— start Raw records —
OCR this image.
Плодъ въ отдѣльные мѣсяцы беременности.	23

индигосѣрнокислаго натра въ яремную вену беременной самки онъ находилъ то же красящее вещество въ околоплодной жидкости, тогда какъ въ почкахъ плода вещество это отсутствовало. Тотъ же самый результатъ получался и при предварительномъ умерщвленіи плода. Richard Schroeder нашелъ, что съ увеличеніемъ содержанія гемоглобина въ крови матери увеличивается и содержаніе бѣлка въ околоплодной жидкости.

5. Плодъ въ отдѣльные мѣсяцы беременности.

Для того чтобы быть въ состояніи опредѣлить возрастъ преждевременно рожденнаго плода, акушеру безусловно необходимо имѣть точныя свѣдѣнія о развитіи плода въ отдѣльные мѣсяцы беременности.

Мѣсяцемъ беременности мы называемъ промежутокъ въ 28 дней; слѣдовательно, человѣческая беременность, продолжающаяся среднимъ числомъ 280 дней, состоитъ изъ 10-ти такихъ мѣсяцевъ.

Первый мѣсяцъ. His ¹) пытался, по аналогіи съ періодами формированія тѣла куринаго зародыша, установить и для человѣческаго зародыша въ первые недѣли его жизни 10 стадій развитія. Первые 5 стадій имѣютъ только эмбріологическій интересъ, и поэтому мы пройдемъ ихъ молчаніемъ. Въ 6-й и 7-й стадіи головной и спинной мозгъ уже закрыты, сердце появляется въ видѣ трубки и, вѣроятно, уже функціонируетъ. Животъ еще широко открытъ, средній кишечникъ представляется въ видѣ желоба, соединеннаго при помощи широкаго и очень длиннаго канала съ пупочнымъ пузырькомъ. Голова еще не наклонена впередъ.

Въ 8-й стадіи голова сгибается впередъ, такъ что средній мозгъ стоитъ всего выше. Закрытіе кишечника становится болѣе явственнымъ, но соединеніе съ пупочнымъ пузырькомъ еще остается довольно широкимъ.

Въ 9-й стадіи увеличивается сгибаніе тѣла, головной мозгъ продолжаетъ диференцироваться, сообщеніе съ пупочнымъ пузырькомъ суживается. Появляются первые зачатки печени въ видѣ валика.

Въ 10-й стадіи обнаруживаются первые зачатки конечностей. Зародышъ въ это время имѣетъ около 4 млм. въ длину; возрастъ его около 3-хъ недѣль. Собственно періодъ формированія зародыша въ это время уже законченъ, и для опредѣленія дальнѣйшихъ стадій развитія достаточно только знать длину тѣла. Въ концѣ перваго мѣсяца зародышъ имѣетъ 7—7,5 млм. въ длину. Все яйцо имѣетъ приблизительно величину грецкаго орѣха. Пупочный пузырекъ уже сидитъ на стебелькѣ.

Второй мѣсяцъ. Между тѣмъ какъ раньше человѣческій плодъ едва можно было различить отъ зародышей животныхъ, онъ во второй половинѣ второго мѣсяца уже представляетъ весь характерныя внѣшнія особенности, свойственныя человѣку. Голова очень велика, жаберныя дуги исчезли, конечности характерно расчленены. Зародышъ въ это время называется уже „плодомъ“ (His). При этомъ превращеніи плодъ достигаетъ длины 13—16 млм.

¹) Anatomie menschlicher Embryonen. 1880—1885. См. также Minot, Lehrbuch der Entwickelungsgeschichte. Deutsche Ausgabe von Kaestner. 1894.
— end Raw records —
Directions for this task: Identify and copy all lines with the word "увеличивается".

Result of the task:
индигосѣрнокислаго натра въ яремную вену беременной самки онъ находилъ то же красящее вещество въ околоплодной жидкости, тогда какъ въ почкахъ плода вещество это отсутствовало. Тотъ же самый результатъ получался и при предварительномъ умерщвленіи плода. Richard Schroeder нашелъ, что съ увеличеніемъ содержанія гемоглобина въ крови матери увеличивается и содержаніе бѣлка въ околоплодной жидкости.
Въ 9-й стадіи увеличивается сгибаніе тѣла, головной мозгъ продолжаетъ диференцироваться, сообщеніе съ пупочнымъ пузырькомъ суживается. Появляются первые зачатки печени въ видѣ валика.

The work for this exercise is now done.